> _Aim_
Look through the listing and locate every line containing the word "watermark"; copy those lines.

=-=-=

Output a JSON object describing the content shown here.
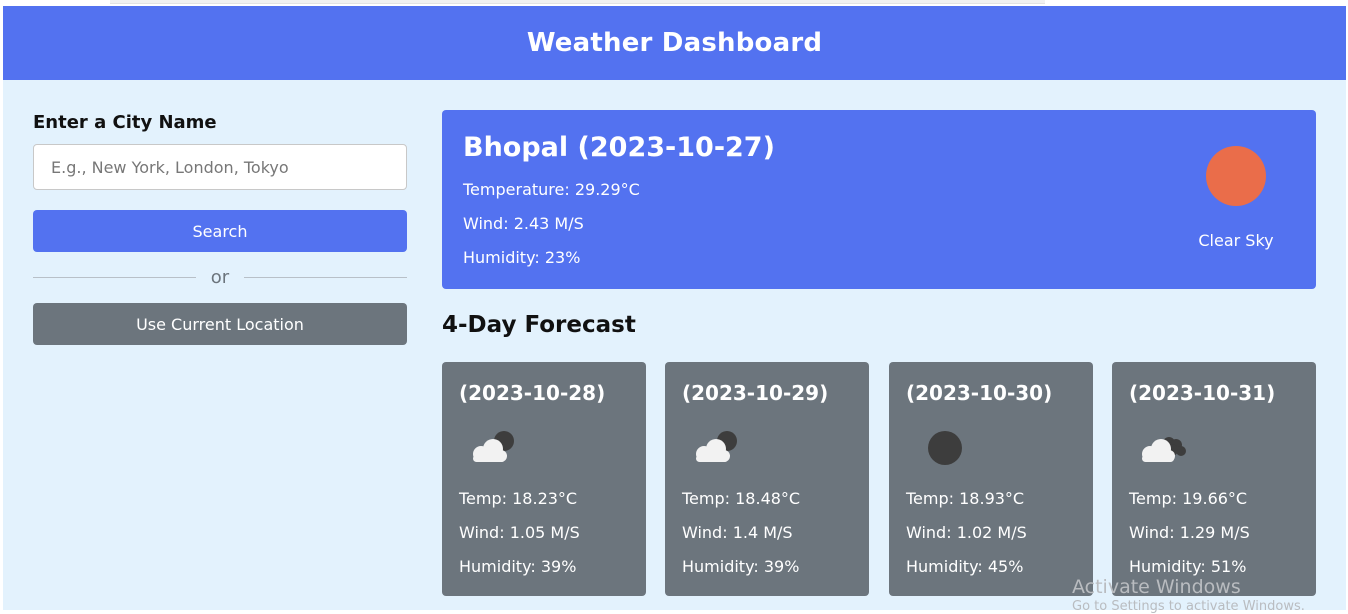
{
  "header": {
    "title": "Weather Dashboard"
  },
  "search_panel": {
    "label": "Enter a City Name",
    "input_placeholder": "E.g., New York, London, Tokyo",
    "input_value": "",
    "search_button": "Search",
    "divider_text": "or",
    "location_button": "Use Current Location"
  },
  "current": {
    "city_date": "Bhopal (2023-10-27)",
    "temperature": "Temperature: 29.29°C",
    "wind": "Wind: 2.43 M/S",
    "humidity": "Humidity: 23%",
    "description": "Clear Sky",
    "icon": "sun-icon"
  },
  "forecast": {
    "title": "4-Day Forecast",
    "days": [
      {
        "date": "(2023-10-28)",
        "icon": "cloud-moon-icon",
        "temp": "Temp: 18.23°C",
        "wind": "Wind: 1.05 M/S",
        "humidity": "Humidity: 39%"
      },
      {
        "date": "(2023-10-29)",
        "icon": "cloud-moon-icon",
        "temp": "Temp: 18.48°C",
        "wind": "Wind: 1.4 M/S",
        "humidity": "Humidity: 39%"
      },
      {
        "date": "(2023-10-30)",
        "icon": "moon-icon",
        "temp": "Temp: 18.93°C",
        "wind": "Wind: 1.02 M/S",
        "humidity": "Humidity: 45%"
      },
      {
        "date": "(2023-10-31)",
        "icon": "clouds-icon",
        "temp": "Temp: 19.66°C",
        "wind": "Wind: 1.29 M/S",
        "humidity": "Humidity: 51%"
      }
    ]
  },
  "watermark": {
    "line1": "Activate Windows",
    "line2": "Go to Settings to activate Windows."
  },
  "colors": {
    "primary": "#5372f0",
    "secondary": "#6c757d",
    "background": "#e3f2fd",
    "sun": "#ea6d4a"
  }
}
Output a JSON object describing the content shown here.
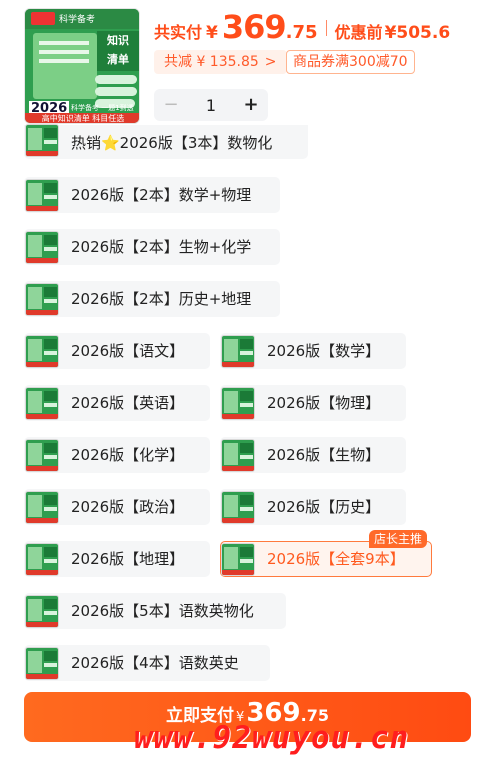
{
  "cover": {
    "brand": "科学备考",
    "title_line1": "知识",
    "title_line2": "清单",
    "year": "2026",
    "tag": "科学备考 一题1到透了",
    "bottom_text": "高中知识清单 科目任选"
  },
  "price": {
    "label": "共实付",
    "currency": "¥",
    "integer": "369",
    "decimal": ".75",
    "pre_label": "优惠前",
    "pre_value": "¥505.6",
    "discount": "共减 ¥ 135.85",
    "discount_arrow": ">",
    "coupon": "商品券满300减70"
  },
  "quantity": {
    "minus": "−",
    "value": "1",
    "plus": "+"
  },
  "options": [
    {
      "label": "热销⭐2026版【3本】数物化"
    },
    {
      "label": "2026版【2本】数学+物理"
    },
    {
      "label": "2026版【2本】生物+化学"
    },
    {
      "label": "2026版【2本】历史+地理"
    },
    {
      "label": "2026版【语文】"
    },
    {
      "label": "2026版【数学】"
    },
    {
      "label": "2026版【英语】"
    },
    {
      "label": "2026版【物理】"
    },
    {
      "label": "2026版【化学】"
    },
    {
      "label": "2026版【生物】"
    },
    {
      "label": "2026版【政治】"
    },
    {
      "label": "2026版【历史】"
    },
    {
      "label": "2026版【地理】"
    },
    {
      "label": "2026版【全套9本】",
      "selected": true,
      "badge": "店长主推"
    },
    {
      "label": "2026版【5本】语数英物化"
    },
    {
      "label": "2026版【4本】语数英史"
    }
  ],
  "pay": {
    "label": "立即支付",
    "currency": "¥",
    "integer": "369",
    "decimal": ".75"
  },
  "watermark": "www.92wuyou.cn",
  "colors": {
    "accent": "#ff5a1f",
    "selected_border": "#ff7a3d",
    "chip_bg": "#f5f6f7"
  }
}
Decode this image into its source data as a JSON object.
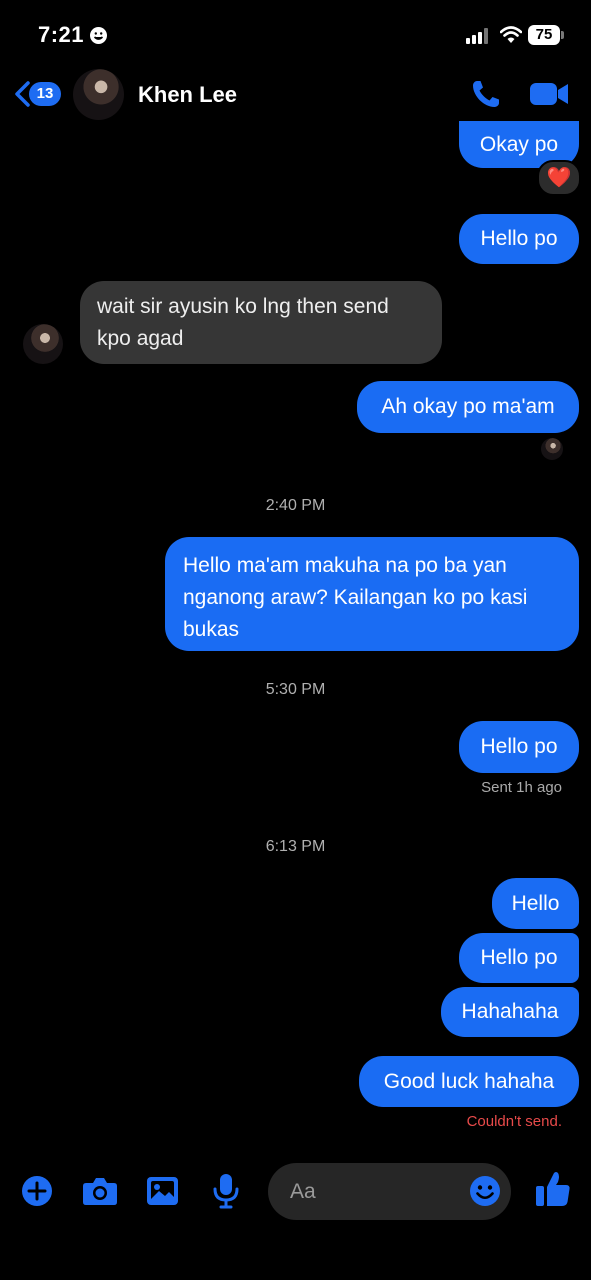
{
  "status_bar": {
    "time": "7:21",
    "battery": "75"
  },
  "header": {
    "back_count": "13",
    "contact_name": "Khen Lee"
  },
  "messages": [
    {
      "text": "Okay po",
      "reaction": "❤️"
    },
    {
      "text": "Hello po"
    },
    {
      "text_line1": "wait sir ayusin ko lng then send",
      "text_line2": "kpo agad"
    },
    {
      "text": "Ah okay po ma'am"
    },
    {
      "text_line1": "Hello ma'am makuha na po ba yan",
      "text_line2": "nganong araw? Kailangan ko po kasi",
      "text_line3": "bukas"
    },
    {
      "text": "Hello po",
      "meta": "Sent 1h ago"
    },
    {
      "text": "Hello"
    },
    {
      "text": "Hello po"
    },
    {
      "text": "Hahahaha"
    },
    {
      "text": "Good luck hahaha",
      "meta": "Couldn't send."
    }
  ],
  "timestamps": [
    "2:40 PM",
    "5:30 PM",
    "6:13 PM"
  ],
  "composer": {
    "placeholder": "Aa"
  },
  "colors": {
    "accent": "#1a6cf3",
    "incoming_bubble": "#363636",
    "error": "#e84a4a"
  }
}
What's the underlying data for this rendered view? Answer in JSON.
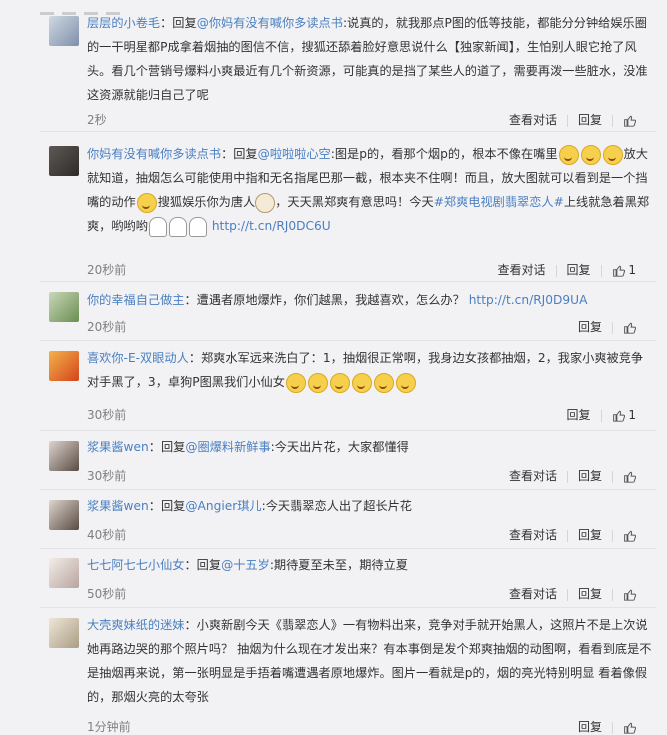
{
  "comments": [
    {
      "user": "层层的小卷毛",
      "reply_prefix": "：回复",
      "mention": "@你妈有没有喊你多读点书",
      "text1": ":说真的，就我那点P图的低等技能，都能分分钟给娱乐圈的一干明星都P成拿着烟抽的图信不信，搜狐还舔着脸好意思说什么【独家新闻】，生怕别人眼它抢了风头。看几个营销号爆料小爽最近有几个新资源，可能真的是挡了某些人的道了，需要再泼一些脏水，没准这资源就能归自己了呢",
      "time": "2秒",
      "view": "查看对话",
      "reply": "回复"
    },
    {
      "user": "你妈有没有喊你多读点书",
      "reply_prefix": "：回复",
      "mention": "@啦啦啦心空",
      "text1": ":图是p的，看那个烟p的，根本不像在嘴里",
      "text2": "放大就知道，抽烟怎么可能使用中指和无名指尾巴那一截，根本夹不住啊！而且，放大图就可以看到是一个挡嘴的动作",
      "text3": "搜狐娱乐你为唐人",
      "text4": "，天天黑郑爽有意思吗！今天",
      "topic": "#郑爽电视剧翡翠恋人#",
      "text5": "上线就急着黑郑爽，哟哟哟",
      "url": "http://t.cn/RJ0DC6U",
      "time": "20秒前",
      "view": "查看对话",
      "reply": "回复",
      "likes": "1"
    },
    {
      "user": "你的幸福自己做主",
      "text1": "：遭遇者原地爆炸，你们越黑，我越喜欢，怎么办？",
      "url": "http://t.cn/RJ0D9UA",
      "time": "20秒前",
      "reply": "回复"
    },
    {
      "user": "喜欢你-E-双眼动人",
      "text1": "：郑爽水军远来洗白了：1，抽烟很正常啊，我身边女孩都抽烟，2，我家小爽被竞争对手黑了，3，卓狗P图黑我们小仙女",
      "time": "30秒前",
      "reply": "回复",
      "likes": "1"
    },
    {
      "user": "浆果酱wen",
      "reply_prefix": "：回复",
      "mention": "@圈爆料新鲜事",
      "text1": ":今天出片花，大家都懂得",
      "time": "30秒前",
      "view": "查看对话",
      "reply": "回复"
    },
    {
      "user": "浆果酱wen",
      "reply_prefix": "：回复",
      "mention": "@Angier琪儿",
      "text1": ":今天翡翠恋人出了超长片花",
      "time": "40秒前",
      "view": "查看对话",
      "reply": "回复"
    },
    {
      "user": "七七阿七七小仙女",
      "reply_prefix": "：回复",
      "mention": "@十五岁",
      "text1": ":期待夏至未至，期待立夏",
      "time": "50秒前",
      "view": "查看对话",
      "reply": "回复"
    },
    {
      "user": "大壳爽妹纸的迷妹",
      "text1": "：小爽新剧今天《翡翠恋人》一有物料出来，竞争对手就开始黑人，这照片不是上次说她再路边哭的那个照片吗？ 抽烟为什么现在才发出来？有本事倒是发个郑爽抽烟的动图啊，看看到底是不是抽烟再来说，第一张明显是手捂着嘴遭遇者原地爆炸。图片一看就是p的，烟的亮光特别明显 看着像假的，那烟火亮的太夸张",
      "time": "1分钟前",
      "reply": "回复"
    }
  ],
  "icons": {
    "like": "thumbs-up-icon",
    "avatar": "user-avatar"
  },
  "colors": {
    "link": "#4a7fc0",
    "background": "#f2f2f5",
    "time": "#808080"
  }
}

=-=-=

> _The reply_
  "watermark": {
  "watermark": "www.92wuyou.cn",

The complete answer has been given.